(Saved entries)
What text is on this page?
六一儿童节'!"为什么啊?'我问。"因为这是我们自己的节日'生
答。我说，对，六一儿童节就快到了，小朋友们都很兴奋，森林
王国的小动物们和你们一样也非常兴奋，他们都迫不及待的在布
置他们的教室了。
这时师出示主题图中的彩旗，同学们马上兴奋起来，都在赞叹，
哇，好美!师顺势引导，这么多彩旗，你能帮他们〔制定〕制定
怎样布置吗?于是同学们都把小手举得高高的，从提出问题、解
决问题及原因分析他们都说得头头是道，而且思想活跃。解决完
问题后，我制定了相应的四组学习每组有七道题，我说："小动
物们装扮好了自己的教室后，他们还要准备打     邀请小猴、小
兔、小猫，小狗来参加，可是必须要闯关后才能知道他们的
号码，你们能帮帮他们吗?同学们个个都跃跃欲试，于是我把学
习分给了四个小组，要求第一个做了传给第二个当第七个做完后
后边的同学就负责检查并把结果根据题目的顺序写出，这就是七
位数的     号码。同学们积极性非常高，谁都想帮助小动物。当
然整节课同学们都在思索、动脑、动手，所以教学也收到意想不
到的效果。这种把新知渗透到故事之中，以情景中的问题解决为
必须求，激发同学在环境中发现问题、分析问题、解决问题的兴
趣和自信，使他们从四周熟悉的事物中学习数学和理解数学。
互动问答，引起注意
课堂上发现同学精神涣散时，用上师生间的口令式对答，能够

| PROBLEM DESCRIPTION |
Each record should come back exactly as written.

| FULL OUTPUT |
What text is on this page?
六一儿童节'!"为什么啊?'我问。"因为这是我们自己的节日'生
答。我说，对，六一儿童节就快到了，小朋友们都很兴奋，森林
王国的小动物们和你们一样也非常兴奋，他们都迫不及待的在布
置他们的教室了。
这时师出示主题图中的彩旗，同学们马上兴奋起来，都在赞叹，
哇，好美!师顺势引导，这么多彩旗，你能帮他们〔制定〕制定
怎样布置吗?于是同学们都把小手举得高高的，从提出问题、解
决问题及原因分析他们都说得头头是道，而且思想活跃。解决完
问题后，我制定了相应的四组学习每组有七道题，我说："小动
物们装扮好了自己的教室后，他们还要准备打     邀请小猴、小
兔、小猫，小狗来参加，可是必须要闯关后才能知道他们的
号码，你们能帮帮他们吗?同学们个个都跃跃欲试，于是我把学
习分给了四个小组，要求第一个做了传给第二个当第七个做完后
后边的同学就负责检查并把结果根据题目的顺序写出，这就是七
位数的     号码。同学们积极性非常高，谁都想帮助小动物。当
然整节课同学们都在思索、动脑、动手，所以教学也收到意想不
到的效果。这种把新知渗透到故事之中，以情景中的问题解决为
必须求，激发同学在环境中发现问题、分析问题、解决问题的兴
趣和自信，使他们从四周熟悉的事物中学习数学和理解数学。
互动问答，引起注意
课堂上发现同学精神涣散时，用上师生间的口令式对答，能够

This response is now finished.